(Records from a dataset):
--

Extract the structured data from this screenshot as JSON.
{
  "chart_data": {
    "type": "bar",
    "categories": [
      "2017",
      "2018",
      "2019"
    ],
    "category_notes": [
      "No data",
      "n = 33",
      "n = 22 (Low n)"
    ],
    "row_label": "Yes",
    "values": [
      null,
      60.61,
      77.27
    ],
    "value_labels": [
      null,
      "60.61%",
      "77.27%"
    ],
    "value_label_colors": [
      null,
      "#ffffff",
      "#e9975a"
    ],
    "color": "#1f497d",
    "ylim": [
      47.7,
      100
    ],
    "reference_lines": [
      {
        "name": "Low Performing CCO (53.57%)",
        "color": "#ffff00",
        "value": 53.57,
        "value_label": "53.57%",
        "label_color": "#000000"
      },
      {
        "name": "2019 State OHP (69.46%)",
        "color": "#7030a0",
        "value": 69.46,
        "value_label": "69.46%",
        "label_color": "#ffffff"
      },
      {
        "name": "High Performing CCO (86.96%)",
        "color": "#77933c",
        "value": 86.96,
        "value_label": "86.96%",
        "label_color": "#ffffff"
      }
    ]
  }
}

--

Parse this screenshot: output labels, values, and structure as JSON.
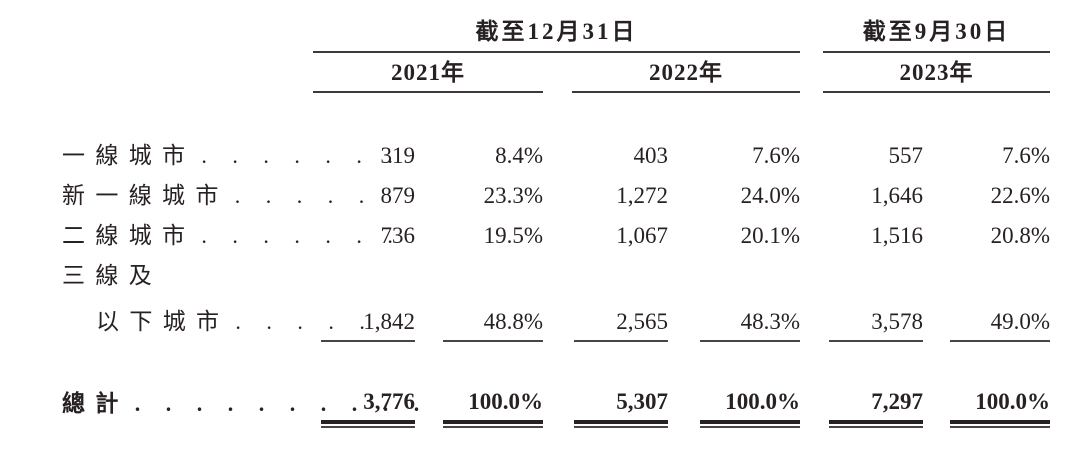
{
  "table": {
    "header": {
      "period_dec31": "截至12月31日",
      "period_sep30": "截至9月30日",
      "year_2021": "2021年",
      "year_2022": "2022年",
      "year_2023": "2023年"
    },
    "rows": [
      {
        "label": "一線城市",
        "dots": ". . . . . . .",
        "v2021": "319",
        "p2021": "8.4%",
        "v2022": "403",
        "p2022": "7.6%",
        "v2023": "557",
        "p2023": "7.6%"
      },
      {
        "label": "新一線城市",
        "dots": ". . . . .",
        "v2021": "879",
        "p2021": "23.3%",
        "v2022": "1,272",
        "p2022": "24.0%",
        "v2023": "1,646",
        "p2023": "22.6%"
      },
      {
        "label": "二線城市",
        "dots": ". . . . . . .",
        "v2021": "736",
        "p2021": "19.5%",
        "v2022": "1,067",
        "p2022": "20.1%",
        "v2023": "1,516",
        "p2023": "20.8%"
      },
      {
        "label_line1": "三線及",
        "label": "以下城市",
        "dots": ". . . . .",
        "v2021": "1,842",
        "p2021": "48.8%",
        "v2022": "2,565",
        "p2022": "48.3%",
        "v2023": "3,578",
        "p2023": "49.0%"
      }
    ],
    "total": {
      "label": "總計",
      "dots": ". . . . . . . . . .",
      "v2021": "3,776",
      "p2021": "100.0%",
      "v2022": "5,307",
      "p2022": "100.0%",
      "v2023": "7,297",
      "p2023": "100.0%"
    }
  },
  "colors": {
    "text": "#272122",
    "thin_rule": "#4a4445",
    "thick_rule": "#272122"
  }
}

--

(Given problem): Copy, from the material above, each line in which the string "JSON" occurs.

(Task response):
Extract the structured data from this screenshot as JSON.
Parse this screenshot: output labels, values, and structure as JSON.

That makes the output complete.